RECORDS PROVIDED
* * *

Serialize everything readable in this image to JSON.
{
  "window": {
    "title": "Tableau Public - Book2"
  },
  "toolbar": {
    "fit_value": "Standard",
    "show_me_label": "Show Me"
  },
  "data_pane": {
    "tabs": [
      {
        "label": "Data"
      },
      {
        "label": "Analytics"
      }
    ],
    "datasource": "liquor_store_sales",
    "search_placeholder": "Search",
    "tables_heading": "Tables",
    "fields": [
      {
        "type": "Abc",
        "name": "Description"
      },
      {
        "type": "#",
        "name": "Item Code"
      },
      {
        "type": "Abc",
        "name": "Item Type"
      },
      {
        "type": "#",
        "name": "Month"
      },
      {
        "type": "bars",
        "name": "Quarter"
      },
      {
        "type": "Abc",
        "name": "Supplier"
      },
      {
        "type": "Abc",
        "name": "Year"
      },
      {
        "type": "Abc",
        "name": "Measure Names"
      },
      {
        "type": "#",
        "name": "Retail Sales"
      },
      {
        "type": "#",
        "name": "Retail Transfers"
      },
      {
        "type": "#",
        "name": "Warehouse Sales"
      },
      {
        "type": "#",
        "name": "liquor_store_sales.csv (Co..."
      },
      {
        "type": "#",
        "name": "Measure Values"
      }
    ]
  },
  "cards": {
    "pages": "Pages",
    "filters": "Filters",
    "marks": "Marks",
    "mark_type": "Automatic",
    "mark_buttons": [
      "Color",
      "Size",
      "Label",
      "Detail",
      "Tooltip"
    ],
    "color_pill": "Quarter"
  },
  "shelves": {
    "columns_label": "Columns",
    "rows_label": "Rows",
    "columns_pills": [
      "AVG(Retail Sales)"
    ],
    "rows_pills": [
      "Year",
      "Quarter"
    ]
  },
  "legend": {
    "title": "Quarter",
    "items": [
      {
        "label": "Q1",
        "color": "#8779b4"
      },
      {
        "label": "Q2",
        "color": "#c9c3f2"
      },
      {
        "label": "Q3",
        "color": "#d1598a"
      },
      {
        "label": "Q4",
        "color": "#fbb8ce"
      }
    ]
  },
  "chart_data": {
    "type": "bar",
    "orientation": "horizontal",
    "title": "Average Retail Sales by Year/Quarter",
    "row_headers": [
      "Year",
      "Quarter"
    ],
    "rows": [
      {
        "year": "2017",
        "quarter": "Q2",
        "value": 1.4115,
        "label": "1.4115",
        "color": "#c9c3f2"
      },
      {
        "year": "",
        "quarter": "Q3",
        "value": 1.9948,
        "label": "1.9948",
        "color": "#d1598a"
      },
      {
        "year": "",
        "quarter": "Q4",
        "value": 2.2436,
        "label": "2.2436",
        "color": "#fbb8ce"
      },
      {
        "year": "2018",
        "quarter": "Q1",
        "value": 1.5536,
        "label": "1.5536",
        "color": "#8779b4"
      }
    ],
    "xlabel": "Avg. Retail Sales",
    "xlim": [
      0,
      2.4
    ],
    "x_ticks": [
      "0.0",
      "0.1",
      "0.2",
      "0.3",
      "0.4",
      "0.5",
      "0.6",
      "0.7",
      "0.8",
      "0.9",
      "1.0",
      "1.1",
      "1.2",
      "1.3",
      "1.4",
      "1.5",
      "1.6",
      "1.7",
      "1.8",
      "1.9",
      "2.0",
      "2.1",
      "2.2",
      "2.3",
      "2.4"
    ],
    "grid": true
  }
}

* * *

STATED GOAL
Copy out the whole listing exactly as written.

ANSWER FOR THIS EXERCISE
Serialize everything readable in this image to JSON.
{
  "window": {
    "title": "Tableau Public - Book2"
  },
  "toolbar": {
    "fit_value": "Standard",
    "show_me_label": "Show Me"
  },
  "data_pane": {
    "tabs": [
      {
        "label": "Data"
      },
      {
        "label": "Analytics"
      }
    ],
    "datasource": "liquor_store_sales",
    "search_placeholder": "Search",
    "tables_heading": "Tables",
    "fields": [
      {
        "type": "Abc",
        "name": "Description"
      },
      {
        "type": "#",
        "name": "Item Code"
      },
      {
        "type": "Abc",
        "name": "Item Type"
      },
      {
        "type": "#",
        "name": "Month"
      },
      {
        "type": "bars",
        "name": "Quarter"
      },
      {
        "type": "Abc",
        "name": "Supplier"
      },
      {
        "type": "Abc",
        "name": "Year"
      },
      {
        "type": "Abc",
        "name": "Measure Names"
      },
      {
        "type": "#",
        "name": "Retail Sales"
      },
      {
        "type": "#",
        "name": "Retail Transfers"
      },
      {
        "type": "#",
        "name": "Warehouse Sales"
      },
      {
        "type": "#",
        "name": "liquor_store_sales.csv (Co..."
      },
      {
        "type": "#",
        "name": "Measure Values"
      }
    ]
  },
  "cards": {
    "pages": "Pages",
    "filters": "Filters",
    "marks": "Marks",
    "mark_type": "Automatic",
    "mark_buttons": [
      "Color",
      "Size",
      "Label",
      "Detail",
      "Tooltip"
    ],
    "color_pill": "Quarter"
  },
  "shelves": {
    "columns_label": "Columns",
    "rows_label": "Rows",
    "columns_pills": [
      "AVG(Retail Sales)"
    ],
    "rows_pills": [
      "Year",
      "Quarter"
    ]
  },
  "legend": {
    "title": "Quarter",
    "items": [
      {
        "label": "Q1",
        "color": "#8779b4"
      },
      {
        "label": "Q2",
        "color": "#c9c3f2"
      },
      {
        "label": "Q3",
        "color": "#d1598a"
      },
      {
        "label": "Q4",
        "color": "#fbb8ce"
      }
    ]
  },
  "chart_data": {
    "type": "bar",
    "orientation": "horizontal",
    "title": "Average Retail Sales by Year/Quarter",
    "row_headers": [
      "Year",
      "Quarter"
    ],
    "rows": [
      {
        "year": "2017",
        "quarter": "Q2",
        "value": 1.4115,
        "label": "1.4115",
        "color": "#c9c3f2"
      },
      {
        "year": "",
        "quarter": "Q3",
        "value": 1.9948,
        "label": "1.9948",
        "color": "#d1598a"
      },
      {
        "year": "",
        "quarter": "Q4",
        "value": 2.2436,
        "label": "2.2436",
        "color": "#fbb8ce"
      },
      {
        "year": "2018",
        "quarter": "Q1",
        "value": 1.5536,
        "label": "1.5536",
        "color": "#8779b4"
      }
    ],
    "xlabel": "Avg. Retail Sales",
    "xlim": [
      0,
      2.4
    ],
    "x_ticks": [
      "0.0",
      "0.1",
      "0.2",
      "0.3",
      "0.4",
      "0.5",
      "0.6",
      "0.7",
      "0.8",
      "0.9",
      "1.0",
      "1.1",
      "1.2",
      "1.3",
      "1.4",
      "1.5",
      "1.6",
      "1.7",
      "1.8",
      "1.9",
      "2.0",
      "2.1",
      "2.2",
      "2.3",
      "2.4"
    ],
    "grid": true
  }
}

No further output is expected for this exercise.